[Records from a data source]
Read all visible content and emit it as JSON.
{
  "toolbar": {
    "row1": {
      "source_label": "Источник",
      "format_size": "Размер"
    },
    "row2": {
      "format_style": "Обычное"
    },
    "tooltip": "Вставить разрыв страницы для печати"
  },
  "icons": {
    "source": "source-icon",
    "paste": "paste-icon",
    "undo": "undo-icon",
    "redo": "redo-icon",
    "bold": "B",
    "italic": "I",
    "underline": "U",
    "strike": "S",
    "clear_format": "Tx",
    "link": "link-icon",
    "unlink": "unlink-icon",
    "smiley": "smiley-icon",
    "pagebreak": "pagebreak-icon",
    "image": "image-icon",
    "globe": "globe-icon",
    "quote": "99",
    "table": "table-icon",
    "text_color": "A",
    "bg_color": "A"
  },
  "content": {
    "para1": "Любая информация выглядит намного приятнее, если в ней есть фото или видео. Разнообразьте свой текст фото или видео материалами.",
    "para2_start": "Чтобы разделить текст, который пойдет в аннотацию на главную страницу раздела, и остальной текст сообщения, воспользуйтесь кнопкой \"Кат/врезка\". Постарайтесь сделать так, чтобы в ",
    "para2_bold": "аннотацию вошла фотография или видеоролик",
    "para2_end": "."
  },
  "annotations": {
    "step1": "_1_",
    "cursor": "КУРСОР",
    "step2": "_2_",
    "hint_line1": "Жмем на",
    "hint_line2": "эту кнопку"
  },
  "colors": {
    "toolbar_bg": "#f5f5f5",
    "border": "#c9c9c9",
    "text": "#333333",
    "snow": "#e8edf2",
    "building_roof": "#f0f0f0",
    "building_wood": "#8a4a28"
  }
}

**Task prompt**
Write the material out again in its entirety, exactly as shown.

**Task solution**
Read all visible content and emit it as JSON.
{
  "toolbar": {
    "row1": {
      "source_label": "Источник",
      "format_size": "Размер"
    },
    "row2": {
      "format_style": "Обычное"
    },
    "tooltip": "Вставить разрыв страницы для печати"
  },
  "icons": {
    "source": "source-icon",
    "paste": "paste-icon",
    "undo": "undo-icon",
    "redo": "redo-icon",
    "bold": "B",
    "italic": "I",
    "underline": "U",
    "strike": "S",
    "clear_format": "Tx",
    "link": "link-icon",
    "unlink": "unlink-icon",
    "smiley": "smiley-icon",
    "pagebreak": "pagebreak-icon",
    "image": "image-icon",
    "globe": "globe-icon",
    "quote": "99",
    "table": "table-icon",
    "text_color": "A",
    "bg_color": "A"
  },
  "content": {
    "para1": "Любая информация выглядит намного приятнее, если в ней есть фото или видео. Разнообразьте свой текст фото или видео материалами.",
    "para2_start": "Чтобы разделить текст, который пойдет в аннотацию на главную страницу раздела, и остальной текст сообщения, воспользуйтесь кнопкой \"Кат/врезка\". Постарайтесь сделать так, чтобы в ",
    "para2_bold": "аннотацию вошла фотография или видеоролик",
    "para2_end": "."
  },
  "annotations": {
    "step1": "_1_",
    "cursor": "КУРСОР",
    "step2": "_2_",
    "hint_line1": "Жмем на",
    "hint_line2": "эту кнопку"
  },
  "colors": {
    "toolbar_bg": "#f5f5f5",
    "border": "#c9c9c9",
    "text": "#333333",
    "snow": "#e8edf2",
    "building_roof": "#f0f0f0",
    "building_wood": "#8a4a28"
  }
}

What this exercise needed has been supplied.